++++ Dataset records
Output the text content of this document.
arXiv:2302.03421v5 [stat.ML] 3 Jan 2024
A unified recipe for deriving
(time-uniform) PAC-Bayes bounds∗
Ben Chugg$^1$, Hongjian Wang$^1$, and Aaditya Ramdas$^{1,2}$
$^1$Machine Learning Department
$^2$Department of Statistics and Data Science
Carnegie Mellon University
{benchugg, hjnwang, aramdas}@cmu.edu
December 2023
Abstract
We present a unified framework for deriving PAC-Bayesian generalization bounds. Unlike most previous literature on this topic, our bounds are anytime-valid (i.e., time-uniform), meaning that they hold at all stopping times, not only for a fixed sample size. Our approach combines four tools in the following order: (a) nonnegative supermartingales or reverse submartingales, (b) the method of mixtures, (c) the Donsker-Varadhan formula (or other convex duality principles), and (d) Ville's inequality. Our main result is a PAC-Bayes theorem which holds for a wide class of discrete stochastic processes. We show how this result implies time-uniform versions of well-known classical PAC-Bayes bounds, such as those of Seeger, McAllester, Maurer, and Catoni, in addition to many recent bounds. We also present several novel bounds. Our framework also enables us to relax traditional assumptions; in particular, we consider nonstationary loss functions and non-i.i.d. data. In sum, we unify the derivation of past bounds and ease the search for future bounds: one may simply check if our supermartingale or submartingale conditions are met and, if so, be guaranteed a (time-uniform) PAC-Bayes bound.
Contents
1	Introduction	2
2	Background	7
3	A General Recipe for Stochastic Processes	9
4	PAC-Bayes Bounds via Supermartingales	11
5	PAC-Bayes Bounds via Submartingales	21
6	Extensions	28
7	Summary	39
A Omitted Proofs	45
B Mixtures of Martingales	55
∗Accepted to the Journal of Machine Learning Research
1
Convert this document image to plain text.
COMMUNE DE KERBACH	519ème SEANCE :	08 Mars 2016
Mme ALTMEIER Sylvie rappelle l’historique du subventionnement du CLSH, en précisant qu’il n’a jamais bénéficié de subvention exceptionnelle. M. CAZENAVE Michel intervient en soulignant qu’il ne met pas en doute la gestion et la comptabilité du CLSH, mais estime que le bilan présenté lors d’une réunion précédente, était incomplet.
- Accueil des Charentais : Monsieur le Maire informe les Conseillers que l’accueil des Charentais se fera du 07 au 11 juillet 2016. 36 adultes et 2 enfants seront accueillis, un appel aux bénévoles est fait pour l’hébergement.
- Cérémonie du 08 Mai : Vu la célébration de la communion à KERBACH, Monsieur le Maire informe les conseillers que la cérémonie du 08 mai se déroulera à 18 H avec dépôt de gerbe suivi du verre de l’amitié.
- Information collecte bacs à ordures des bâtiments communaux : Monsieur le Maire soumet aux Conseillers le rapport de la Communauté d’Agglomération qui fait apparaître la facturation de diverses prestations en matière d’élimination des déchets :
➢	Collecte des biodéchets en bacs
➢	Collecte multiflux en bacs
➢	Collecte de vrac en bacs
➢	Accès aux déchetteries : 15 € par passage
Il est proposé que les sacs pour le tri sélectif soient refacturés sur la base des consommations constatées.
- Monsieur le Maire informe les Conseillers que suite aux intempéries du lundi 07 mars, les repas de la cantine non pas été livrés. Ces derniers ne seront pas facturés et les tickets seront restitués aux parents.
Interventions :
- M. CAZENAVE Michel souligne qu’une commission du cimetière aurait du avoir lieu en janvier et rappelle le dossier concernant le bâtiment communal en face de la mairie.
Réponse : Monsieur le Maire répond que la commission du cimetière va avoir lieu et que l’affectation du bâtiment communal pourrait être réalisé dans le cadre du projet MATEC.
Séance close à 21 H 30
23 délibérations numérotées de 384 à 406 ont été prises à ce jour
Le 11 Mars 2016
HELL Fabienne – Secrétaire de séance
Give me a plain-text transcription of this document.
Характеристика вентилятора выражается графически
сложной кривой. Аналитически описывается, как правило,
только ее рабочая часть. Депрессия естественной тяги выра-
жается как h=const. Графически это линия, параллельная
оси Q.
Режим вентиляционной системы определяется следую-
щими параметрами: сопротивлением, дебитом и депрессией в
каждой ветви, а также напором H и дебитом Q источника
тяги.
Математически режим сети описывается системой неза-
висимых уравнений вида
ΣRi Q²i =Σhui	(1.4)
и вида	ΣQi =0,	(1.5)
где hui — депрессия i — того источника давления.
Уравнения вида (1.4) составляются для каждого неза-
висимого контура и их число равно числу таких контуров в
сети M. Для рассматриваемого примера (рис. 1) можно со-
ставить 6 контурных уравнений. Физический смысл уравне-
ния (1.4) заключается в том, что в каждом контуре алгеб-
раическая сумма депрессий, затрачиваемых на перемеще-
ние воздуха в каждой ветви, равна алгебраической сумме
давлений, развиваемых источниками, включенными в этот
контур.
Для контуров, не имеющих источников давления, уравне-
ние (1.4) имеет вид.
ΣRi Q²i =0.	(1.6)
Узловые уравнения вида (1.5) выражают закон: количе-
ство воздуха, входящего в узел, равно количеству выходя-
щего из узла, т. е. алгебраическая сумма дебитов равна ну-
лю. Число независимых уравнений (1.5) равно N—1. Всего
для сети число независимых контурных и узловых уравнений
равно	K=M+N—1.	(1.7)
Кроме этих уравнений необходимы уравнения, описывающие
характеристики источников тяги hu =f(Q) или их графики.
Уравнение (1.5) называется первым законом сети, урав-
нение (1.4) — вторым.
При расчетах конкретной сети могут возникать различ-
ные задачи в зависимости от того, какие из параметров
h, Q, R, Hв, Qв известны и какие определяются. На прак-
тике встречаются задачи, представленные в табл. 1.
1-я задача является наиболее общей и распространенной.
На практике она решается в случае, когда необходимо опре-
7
++++++++
## Objective
Take the records above and return them exactly as written.

## In response
Output the text content of this document.
arXiv:2302.03421v5 [stat.ML] 3 Jan 2024
A unified recipe for deriving
(time-uniform) PAC-Bayes bounds∗
Ben Chugg$^1$, Hongjian Wang$^1$, and Aaditya Ramdas$^{1,2}$
$^1$Machine Learning Department
$^2$Department of Statistics and Data Science
Carnegie Mellon University
{benchugg, hjnwang, aramdas}@cmu.edu
December 2023
Abstract
We present a unified framework for deriving PAC-Bayesian generalization bounds. Unlike most previous literature on this topic, our bounds are anytime-valid (i.e., time-uniform), meaning that they hold at all stopping times, not only for a fixed sample size. Our approach combines four tools in the following order: (a) nonnegative supermartingales or reverse submartingales, (b) the method of mixtures, (c) the Donsker-Varadhan formula (or other convex duality principles), and (d) Ville's inequality. Our main result is a PAC-Bayes theorem which holds for a wide class of discrete stochastic processes. We show how this result implies time-uniform versions of well-known classical PAC-Bayes bounds, such as those of Seeger, McAllester, Maurer, and Catoni, in addition to many recent bounds. We also present several novel bounds. Our framework also enables us to relax traditional assumptions; in particular, we consider nonstationary loss functions and non-i.i.d. data. In sum, we unify the derivation of past bounds and ease the search for future bounds: one may simply check if our supermartingale or submartingale conditions are met and, if so, be guaranteed a (time-uniform) PAC-Bayes bound.
Contents
1	Introduction	2
2	Background	7
3	A General Recipe for Stochastic Processes	9
4	PAC-Bayes Bounds via Supermartingales	11
5	PAC-Bayes Bounds via Submartingales	21
6	Extensions	28
7	Summary	39
A Omitted Proofs	45
B Mixtures of Martingales	55
∗Accepted to the Journal of Machine Learning Research
1
Convert this document image to plain text.
COMMUNE DE KERBACH	519ème SEANCE :	08 Mars 2016
Mme ALTMEIER Sylvie rappelle l’historique du subventionnement du CLSH, en précisant qu’il n’a jamais bénéficié de subvention exceptionnelle. M. CAZENAVE Michel intervient en soulignant qu’il ne met pas en doute la gestion et la comptabilité du CLSH, mais estime que le bilan présenté lors d’une réunion précédente, était incomplet.
- Accueil des Charentais : Monsieur le Maire informe les Conseillers que l’accueil des Charentais se fera du 07 au 11 juillet 2016. 36 adultes et 2 enfants seront accueillis, un appel aux bénévoles est fait pour l’hébergement.
- Cérémonie du 08 Mai : Vu la célébration de la communion à KERBACH, Monsieur le Maire informe les conseillers que la cérémonie du 08 mai se déroulera à 18 H avec dépôt de gerbe suivi du verre de l’amitié.
- Information collecte bacs à ordures des bâtiments communaux : Monsieur le Maire soumet aux Conseillers le rapport de la Communauté d’Agglomération qui fait apparaître la facturation de diverses prestations en matière d’élimination des déchets :
➢	Collecte des biodéchets en bacs
➢	Collecte multiflux en bacs
➢	Collecte de vrac en bacs
➢	Accès aux déchetteries : 15 € par passage
Il est proposé que les sacs pour le tri sélectif soient refacturés sur la base des consommations constatées.
- Monsieur le Maire informe les Conseillers que suite aux intempéries du lundi 07 mars, les repas de la cantine non pas été livrés. Ces derniers ne seront pas facturés et les tickets seront restitués aux parents.
Interventions :
- M. CAZENAVE Michel souligne qu’une commission du cimetière aurait du avoir lieu en janvier et rappelle le dossier concernant le bâtiment communal en face de la mairie.
Réponse : Monsieur le Maire répond que la commission du cimetière va avoir lieu et que l’affectation du bâtiment communal pourrait être réalisé dans le cadre du projet MATEC.
Séance close à 21 H 30
23 délibérations numérotées de 384 à 406 ont été prises à ce jour
Le 11 Mars 2016
HELL Fabienne – Secrétaire de séance
Give me a plain-text transcription of this document.
Характеристика вентилятора выражается графически
сложной кривой. Аналитически описывается, как правило,
только ее рабочая часть. Депрессия естественной тяги выра-
жается как h=const. Графически это линия, параллельная
оси Q.
Режим вентиляционной системы определяется следую-
щими параметрами: сопротивлением, дебитом и депрессией в
каждой ветви, а также напором H и дебитом Q источника
тяги.
Математически режим сети описывается системой неза-
висимых уравнений вида
ΣRi Q²i =Σhui	(1.4)
и вида	ΣQi =0,	(1.5)
где hui — депрессия i — того источника давления.
Уравнения вида (1.4) составляются для каждого неза-
висимого контура и их число равно числу таких контуров в
сети M. Для рассматриваемого примера (рис. 1) можно со-
ставить 6 контурных уравнений. Физический смысл уравне-
ния (1.4) заключается в том, что в каждом контуре алгеб-
раическая сумма депрессий, затрачиваемых на перемеще-
ние воздуха в каждой ветви, равна алгебраической сумме
давлений, развиваемых источниками, включенными в этот
контур.
Для контуров, не имеющих источников давления, уравне-
ние (1.4) имеет вид.
ΣRi Q²i =0.	(1.6)
Узловые уравнения вида (1.5) выражают закон: количе-
ство воздуха, входящего в узел, равно количеству выходя-
щего из узла, т. е. алгебраическая сумма дебитов равна ну-
лю. Число независимых уравнений (1.5) равно N—1. Всего
для сети число независимых контурных и узловых уравнений
равно	K=M+N—1.	(1.7)
Кроме этих уравнений необходимы уравнения, описывающие
характеристики источников тяги hu =f(Q) или их графики.
Уравнение (1.5) называется первым законом сети, урав-
нение (1.4) — вторым.
При расчетах конкретной сети могут возникать различ-
ные задачи в зависимости от того, какие из параметров
h, Q, R, Hв, Qв известны и какие определяются. На прак-
тике встречаются задачи, представленные в табл. 1.
1-я задача является наиболее общей и распространенной.
На практике она решается в случае, когда необходимо опре-
7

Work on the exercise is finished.